──────── Page excerpt

Mississippi makes a move to confront a shameful episode from the past.

On June 9, 1963, civil rights leader Fannie Lou Hamer endured a life-altering beating in a jail cell in Winona, Miss. The painful experience left Hamer with kidney damage, a blood clot in her eye and an injury that worsened a childhood limp, which she would carry for the rest of her life.

Now, for the first time, the city of Winona has officially acknowledged this incident by making June 9 “Fannie Lou Hamer Day” and unveiling a Mississippi State Historical Marker to recognize the violence Hamer and other activists endured in 1963. Both acts were made possible through the efforts of local organizer Vickie Roberts-Ratliff, historian Davis W. Houck and others in Land Literacy and Legacy — a nonprofit organization based in Oxford, Miss.

These developments represent symbolic yet significant steps in a broader effort among public officials in recent years to reckon with past racism. Indeed, the declaration of “Fannie Lou Hamer Day” and the designated marker follow a string of similar developments including the recent decision in Louisiana to pardon Homer Plessy — the plaintiff in the landmark Supreme Court case Plessy v. Ferguson.

At a moment when many conservative lawmakers are working to ban the teaching of sensitive topics, including the history of systemic racism in the United States, the recent developments in Winona serve as a reminder that acknowledging past harms is a necessary first step in the fight for social justice. Winona’s recognition of the physical and emotional trauma inflicted upon Hamer and her associates may not absolve the past, but it is an effort to reckon with it — one that compels all Americans to confront, rather than evade, the shameful aspects of United States history.

────────────────
──────── Data segment

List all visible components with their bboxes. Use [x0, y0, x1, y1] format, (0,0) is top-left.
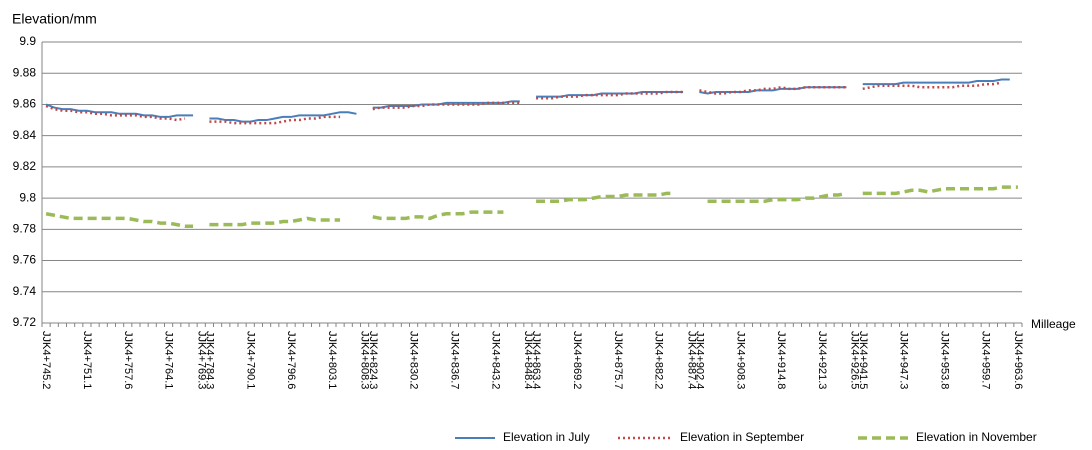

────────────────

■ Problems to work on:
1. Replace "endured" with "suffered" in the passage on Fannie Lou Hamer, and write it out again starting at "On June 9, 1963, civil" and ending at "in Oxford, Miss.".
2. Answer these questions using the passage on Fannie Lou Hamer:
(a) What date has Winona made "Fannie Lou Hamer Day"?
(b) In what city is the nonprofit Land Literacy and Legacy based?
(c) Which state recently decided to pardon Homer Plessy?

■ Task-by-task answers:
1.
On June 9, 1963, civil rights leader Fannie Lou Hamer suffered a life-altering beating in a jail cell in Winona, Miss. The painful experience left Hamer with kidney damage, a blood clot in her eye and an injury that worsened a childhood limp, which she would carry for the rest of her life.

Now, for the first time, the city of Winona has officially acknowledged this incident by making June 9 “Fannie Lou Hamer Day” and unveiling a Mississippi State Historical Marker to recognize the violence Hamer and other activists suffered in 1963. Both acts were made possible through the efforts of local organizer Vickie Roberts-Ratliff, historian Davis W. Houck and others in Land Literacy and Legacy — a nonprofit organization based in Oxford, Miss.

2.
(a) June 9
(b) Oxford, Miss.
(c) Louisiana